__REQUIREMENT__. Gather each line in the entries that includes the string "beer".
★ ★ ★
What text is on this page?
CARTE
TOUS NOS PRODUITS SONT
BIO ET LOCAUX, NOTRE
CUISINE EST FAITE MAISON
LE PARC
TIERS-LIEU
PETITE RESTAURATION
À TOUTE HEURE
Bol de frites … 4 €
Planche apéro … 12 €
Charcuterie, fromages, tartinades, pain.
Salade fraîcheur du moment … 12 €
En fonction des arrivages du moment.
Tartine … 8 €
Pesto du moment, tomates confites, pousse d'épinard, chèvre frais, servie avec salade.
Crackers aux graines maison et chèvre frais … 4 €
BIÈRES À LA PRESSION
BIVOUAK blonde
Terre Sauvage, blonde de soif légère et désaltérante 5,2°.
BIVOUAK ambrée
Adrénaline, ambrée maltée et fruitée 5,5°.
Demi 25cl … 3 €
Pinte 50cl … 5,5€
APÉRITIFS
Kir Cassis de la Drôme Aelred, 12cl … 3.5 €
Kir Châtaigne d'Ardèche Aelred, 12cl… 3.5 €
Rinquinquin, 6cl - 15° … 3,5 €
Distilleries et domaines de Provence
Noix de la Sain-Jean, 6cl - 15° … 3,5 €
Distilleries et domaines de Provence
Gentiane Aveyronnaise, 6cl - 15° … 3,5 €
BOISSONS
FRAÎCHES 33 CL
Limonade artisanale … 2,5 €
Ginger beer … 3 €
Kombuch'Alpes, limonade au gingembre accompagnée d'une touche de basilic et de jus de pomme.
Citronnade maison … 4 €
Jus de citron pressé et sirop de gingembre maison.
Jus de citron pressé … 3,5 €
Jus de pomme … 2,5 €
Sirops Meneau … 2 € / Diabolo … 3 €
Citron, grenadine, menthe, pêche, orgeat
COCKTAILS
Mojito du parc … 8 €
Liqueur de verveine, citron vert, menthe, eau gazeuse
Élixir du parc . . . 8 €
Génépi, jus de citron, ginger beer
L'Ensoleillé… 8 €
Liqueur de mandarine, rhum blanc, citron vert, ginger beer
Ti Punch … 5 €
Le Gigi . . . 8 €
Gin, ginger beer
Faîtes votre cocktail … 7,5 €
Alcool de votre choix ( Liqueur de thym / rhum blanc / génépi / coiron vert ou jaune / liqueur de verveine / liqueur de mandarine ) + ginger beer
★ ★ ★
__REPLY TO THE TASK__.
Ginger beer … 3 €
Génépi, jus de citron, ginger beer
Liqueur de mandarine, rhum blanc, citron vert, ginger beer
Gin, ginger beer
Alcool de votre choix ( Liqueur de thym / rhum blanc / génépi / coiron vert ou jaune / liqueur de verveine / liqueur de mandarine ) + ginger beer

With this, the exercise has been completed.